▶ _Records shown_
● ● ● ● ●
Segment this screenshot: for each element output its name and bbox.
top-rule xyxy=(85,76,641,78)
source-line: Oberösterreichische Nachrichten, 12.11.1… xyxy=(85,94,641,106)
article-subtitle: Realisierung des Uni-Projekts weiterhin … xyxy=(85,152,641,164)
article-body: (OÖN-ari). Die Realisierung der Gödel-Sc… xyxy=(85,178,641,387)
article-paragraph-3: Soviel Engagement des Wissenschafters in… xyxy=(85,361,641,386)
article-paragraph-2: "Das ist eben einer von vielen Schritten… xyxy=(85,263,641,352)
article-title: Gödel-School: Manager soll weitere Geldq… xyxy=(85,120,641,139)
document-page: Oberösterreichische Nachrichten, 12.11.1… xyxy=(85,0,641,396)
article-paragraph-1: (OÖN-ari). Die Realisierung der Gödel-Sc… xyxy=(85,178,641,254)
● ● ● ● ●
▶ _Exercise prompt_
Print every line of the records above again, unchanged and in the same order.

▶ _Correct output_
Segment this screenshot: for each element output its name and bbox.
top-rule xyxy=(85,76,641,78)
source-line: Oberösterreichische Nachrichten, 12.11.1… xyxy=(85,94,641,106)
article-subtitle: Realisierung des Uni-Projekts weiterhin … xyxy=(85,152,641,164)
article-body: (OÖN-ari). Die Realisierung der Gödel-Sc… xyxy=(85,178,641,387)
article-paragraph-3: Soviel Engagement des Wissenschafters in… xyxy=(85,361,641,386)
article-paragraph-2: "Das ist eben einer von vielen Schritten… xyxy=(85,263,641,352)
article-title: Gödel-School: Manager soll weitere Geldq… xyxy=(85,120,641,139)
document-page: Oberösterreichische Nachrichten, 12.11.1… xyxy=(85,0,641,396)
article-paragraph-1: (OÖN-ari). Die Realisierung der Gödel-Sc… xyxy=(85,178,641,254)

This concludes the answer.